'''
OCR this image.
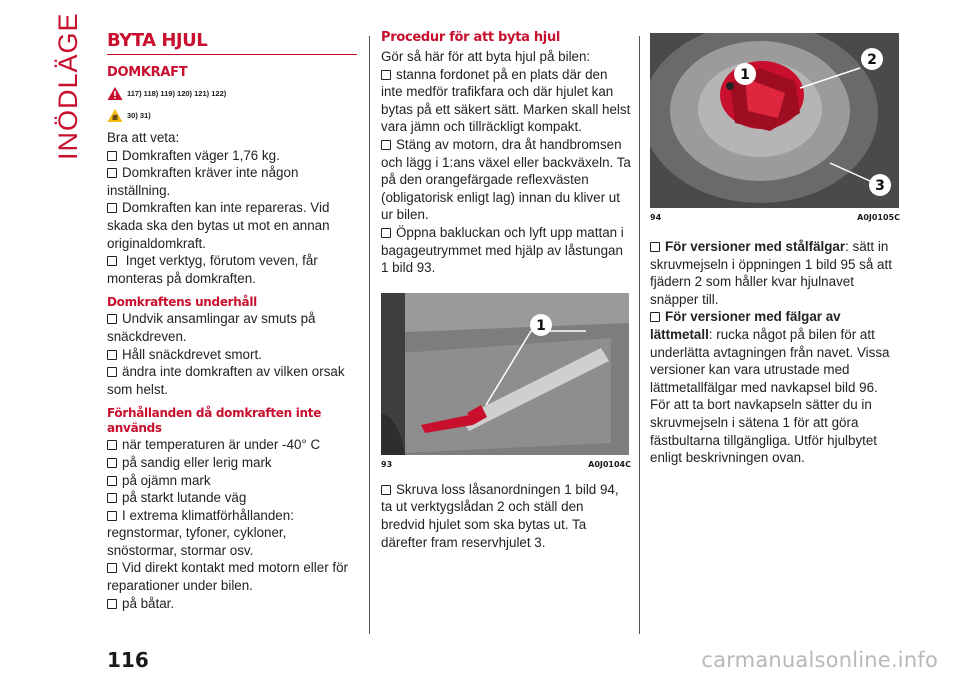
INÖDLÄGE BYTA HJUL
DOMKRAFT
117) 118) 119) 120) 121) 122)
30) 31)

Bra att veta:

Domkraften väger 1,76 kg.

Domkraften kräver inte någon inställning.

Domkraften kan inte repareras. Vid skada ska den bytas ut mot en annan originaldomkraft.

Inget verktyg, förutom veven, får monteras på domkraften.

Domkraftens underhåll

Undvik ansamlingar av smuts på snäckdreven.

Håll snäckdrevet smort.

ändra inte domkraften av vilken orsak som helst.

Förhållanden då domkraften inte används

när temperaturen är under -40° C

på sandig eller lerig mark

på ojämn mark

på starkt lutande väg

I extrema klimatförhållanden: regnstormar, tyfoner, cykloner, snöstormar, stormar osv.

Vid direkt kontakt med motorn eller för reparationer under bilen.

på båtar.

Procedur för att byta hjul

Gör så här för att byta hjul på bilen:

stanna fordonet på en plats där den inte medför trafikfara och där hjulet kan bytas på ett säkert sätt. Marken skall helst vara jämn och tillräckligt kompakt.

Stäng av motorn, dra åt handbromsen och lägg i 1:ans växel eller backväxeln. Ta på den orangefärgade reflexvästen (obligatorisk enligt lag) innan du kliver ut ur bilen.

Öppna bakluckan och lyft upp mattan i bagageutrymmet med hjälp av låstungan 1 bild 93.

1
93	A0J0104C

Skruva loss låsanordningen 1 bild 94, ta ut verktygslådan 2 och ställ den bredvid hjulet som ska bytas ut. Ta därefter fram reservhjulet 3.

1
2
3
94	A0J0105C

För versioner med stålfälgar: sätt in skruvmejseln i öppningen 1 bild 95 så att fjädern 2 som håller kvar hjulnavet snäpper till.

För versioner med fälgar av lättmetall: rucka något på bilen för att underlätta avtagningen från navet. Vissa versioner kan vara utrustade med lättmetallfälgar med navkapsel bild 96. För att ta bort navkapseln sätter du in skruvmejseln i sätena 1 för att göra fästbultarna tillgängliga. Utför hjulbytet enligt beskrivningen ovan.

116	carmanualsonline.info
'''
Report how many lines of the entries hold the word "enligt". Nothing else is needed.

● Response to the task
2